## [TRECHO SELECIONADO]

════════════════════

Fukuyama: Creio que a China acabará por se democratizar. Nem o modelo político nem o econômico de Pequim são sustentáveis a longo prazo. O modelo exportador já começou a diminuir sua força substancialmente e há uma necessidade crescente de elevar o consumo, ao lado de pressões para a liberalização política. Neste exato momento, o modelo chinês se mostra vulnerável, como se vê no caso de Bo Xilai [principal líder do PC Chinês em Chongquing, preso no mês passado por causa de um escândalo de corrupção e abuso de poder] e nas crescentes dificuldades vividas pela elite política. Mas não acredito que Brasília poderia exercer um papel importante na China, especialmente por causa da ausência de uma oposição formal no país. Em outras partes do planeta, no entanto, a presença do Brasil seria muito importante. Fiquei extremamente desapontado com o ex-presidente Lula, que virou as costas para a Revolução Verde no Irã e chegou a dizer que não havia diferença entre o regime e a oposição democrática. O Brasil, por causa de sua própria história, com uma ditadura recente, tem a obrigação de ter uma atitude mais decisiva contra regimes totalitários.

Valor: Mesmo com a ascensão chinesa e a crise nos Estados Unidos e na Europa, o senhor segue acreditando que a única via para a modernização é através do liberalismo democrático?
Fukuyama: Sim, a sociedade moderna só é viável por meio da democracia liberal. O único competidor real é o modelo chinês. A China se moderniza de forma autoritária, mas trata-se de um modelo impossível de se exportar, intrínseco de sociedades asiáticas com determinadas especificidades culturais. Mas não estou dizendo que todos os países vão se desenvolver da mesma forma ou que as diversas formas de capitalismo democrático serão idênticas em todas as sociedades. O modelo capitalista da Europa setentrional é muito diferente do americano e, também, do da Europa meridional. Em meu livro mais recente, "As Origens da Ordem Política", procuro mostrar como foi acidental e fortuito o desenvolvimento da democracia liberal.

════════════════════

Um bloco de dados:
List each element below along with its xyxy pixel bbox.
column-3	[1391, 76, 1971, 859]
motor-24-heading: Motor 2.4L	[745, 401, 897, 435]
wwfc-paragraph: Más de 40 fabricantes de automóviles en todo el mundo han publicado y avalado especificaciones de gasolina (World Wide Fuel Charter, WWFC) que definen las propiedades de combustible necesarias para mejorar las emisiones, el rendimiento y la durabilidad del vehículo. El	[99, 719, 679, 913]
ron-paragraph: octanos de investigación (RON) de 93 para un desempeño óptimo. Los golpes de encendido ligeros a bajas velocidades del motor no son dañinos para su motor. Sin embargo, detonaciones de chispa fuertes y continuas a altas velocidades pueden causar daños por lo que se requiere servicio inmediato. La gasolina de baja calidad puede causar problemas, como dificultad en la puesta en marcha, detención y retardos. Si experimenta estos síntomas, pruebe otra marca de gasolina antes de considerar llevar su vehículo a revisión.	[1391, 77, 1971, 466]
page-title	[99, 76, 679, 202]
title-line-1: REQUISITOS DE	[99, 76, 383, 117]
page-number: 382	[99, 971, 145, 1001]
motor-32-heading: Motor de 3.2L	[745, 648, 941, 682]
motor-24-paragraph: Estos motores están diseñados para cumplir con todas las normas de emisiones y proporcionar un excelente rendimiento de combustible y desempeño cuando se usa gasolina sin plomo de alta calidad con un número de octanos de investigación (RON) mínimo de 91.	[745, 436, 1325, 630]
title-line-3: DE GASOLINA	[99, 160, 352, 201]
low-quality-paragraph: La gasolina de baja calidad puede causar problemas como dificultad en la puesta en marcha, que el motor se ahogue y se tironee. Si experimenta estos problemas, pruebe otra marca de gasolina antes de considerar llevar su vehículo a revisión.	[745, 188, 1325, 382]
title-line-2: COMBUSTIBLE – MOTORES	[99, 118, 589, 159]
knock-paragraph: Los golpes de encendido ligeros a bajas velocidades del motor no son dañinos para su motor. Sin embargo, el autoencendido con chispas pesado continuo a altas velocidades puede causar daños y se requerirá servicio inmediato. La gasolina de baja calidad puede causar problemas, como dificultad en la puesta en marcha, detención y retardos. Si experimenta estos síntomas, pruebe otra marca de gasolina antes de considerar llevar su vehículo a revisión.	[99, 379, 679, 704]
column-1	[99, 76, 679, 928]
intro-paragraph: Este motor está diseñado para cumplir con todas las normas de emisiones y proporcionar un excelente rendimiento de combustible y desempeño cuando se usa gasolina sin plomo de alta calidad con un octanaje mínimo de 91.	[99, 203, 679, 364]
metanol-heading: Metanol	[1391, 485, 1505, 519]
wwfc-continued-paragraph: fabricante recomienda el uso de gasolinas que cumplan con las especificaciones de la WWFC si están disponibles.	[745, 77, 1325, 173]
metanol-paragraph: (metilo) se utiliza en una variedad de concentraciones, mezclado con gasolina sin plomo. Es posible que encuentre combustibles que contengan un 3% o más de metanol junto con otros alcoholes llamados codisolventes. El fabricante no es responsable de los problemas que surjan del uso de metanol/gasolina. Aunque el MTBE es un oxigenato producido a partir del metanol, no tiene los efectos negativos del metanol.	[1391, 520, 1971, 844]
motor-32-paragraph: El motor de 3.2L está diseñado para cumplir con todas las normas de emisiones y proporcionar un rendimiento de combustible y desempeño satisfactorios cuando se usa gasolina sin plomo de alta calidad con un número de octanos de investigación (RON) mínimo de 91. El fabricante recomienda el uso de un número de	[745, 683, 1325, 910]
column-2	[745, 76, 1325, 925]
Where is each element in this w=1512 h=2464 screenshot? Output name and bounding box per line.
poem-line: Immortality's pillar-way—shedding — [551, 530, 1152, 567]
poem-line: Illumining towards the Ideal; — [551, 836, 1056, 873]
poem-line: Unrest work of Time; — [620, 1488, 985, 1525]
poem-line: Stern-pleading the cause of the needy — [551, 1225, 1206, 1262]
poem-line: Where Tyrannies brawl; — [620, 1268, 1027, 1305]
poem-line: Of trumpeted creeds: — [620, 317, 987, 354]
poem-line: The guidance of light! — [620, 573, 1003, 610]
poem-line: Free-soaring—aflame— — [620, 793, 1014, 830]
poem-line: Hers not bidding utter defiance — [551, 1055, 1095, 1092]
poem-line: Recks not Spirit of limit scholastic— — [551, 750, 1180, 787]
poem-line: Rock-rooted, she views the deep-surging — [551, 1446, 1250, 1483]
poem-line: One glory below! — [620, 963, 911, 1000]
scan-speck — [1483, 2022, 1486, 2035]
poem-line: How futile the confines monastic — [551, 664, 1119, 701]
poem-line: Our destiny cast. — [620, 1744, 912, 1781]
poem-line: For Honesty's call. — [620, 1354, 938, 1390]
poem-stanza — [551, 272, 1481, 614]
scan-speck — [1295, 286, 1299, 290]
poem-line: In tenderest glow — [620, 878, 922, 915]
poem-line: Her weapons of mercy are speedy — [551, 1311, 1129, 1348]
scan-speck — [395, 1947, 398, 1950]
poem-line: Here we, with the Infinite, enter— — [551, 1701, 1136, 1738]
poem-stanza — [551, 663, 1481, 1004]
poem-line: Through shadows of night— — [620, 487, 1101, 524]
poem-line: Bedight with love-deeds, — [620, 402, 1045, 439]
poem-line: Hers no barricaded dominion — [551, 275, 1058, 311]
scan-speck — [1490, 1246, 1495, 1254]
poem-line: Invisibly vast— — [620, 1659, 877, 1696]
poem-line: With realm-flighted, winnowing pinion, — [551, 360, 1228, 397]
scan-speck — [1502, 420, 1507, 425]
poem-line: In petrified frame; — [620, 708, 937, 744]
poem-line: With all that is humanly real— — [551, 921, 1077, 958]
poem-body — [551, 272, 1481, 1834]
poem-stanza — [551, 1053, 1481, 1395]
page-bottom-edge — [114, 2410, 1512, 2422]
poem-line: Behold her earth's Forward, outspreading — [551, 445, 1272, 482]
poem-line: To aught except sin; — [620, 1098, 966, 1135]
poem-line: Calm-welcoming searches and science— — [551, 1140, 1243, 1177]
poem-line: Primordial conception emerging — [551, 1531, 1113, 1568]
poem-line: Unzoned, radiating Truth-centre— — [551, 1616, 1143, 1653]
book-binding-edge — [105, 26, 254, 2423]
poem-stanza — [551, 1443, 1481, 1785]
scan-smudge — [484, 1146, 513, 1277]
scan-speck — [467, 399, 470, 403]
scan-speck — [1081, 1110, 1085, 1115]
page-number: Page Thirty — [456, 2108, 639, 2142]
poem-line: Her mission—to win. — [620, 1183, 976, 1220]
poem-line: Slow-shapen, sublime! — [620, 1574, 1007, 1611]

════════════════════

## [TAREFA A REALIZAR]
Liste todos os países mencionados pelo nome no trecho selecionado.

## [RESULTADO FINAL]
China, Irã, Brasil, Estados Unidos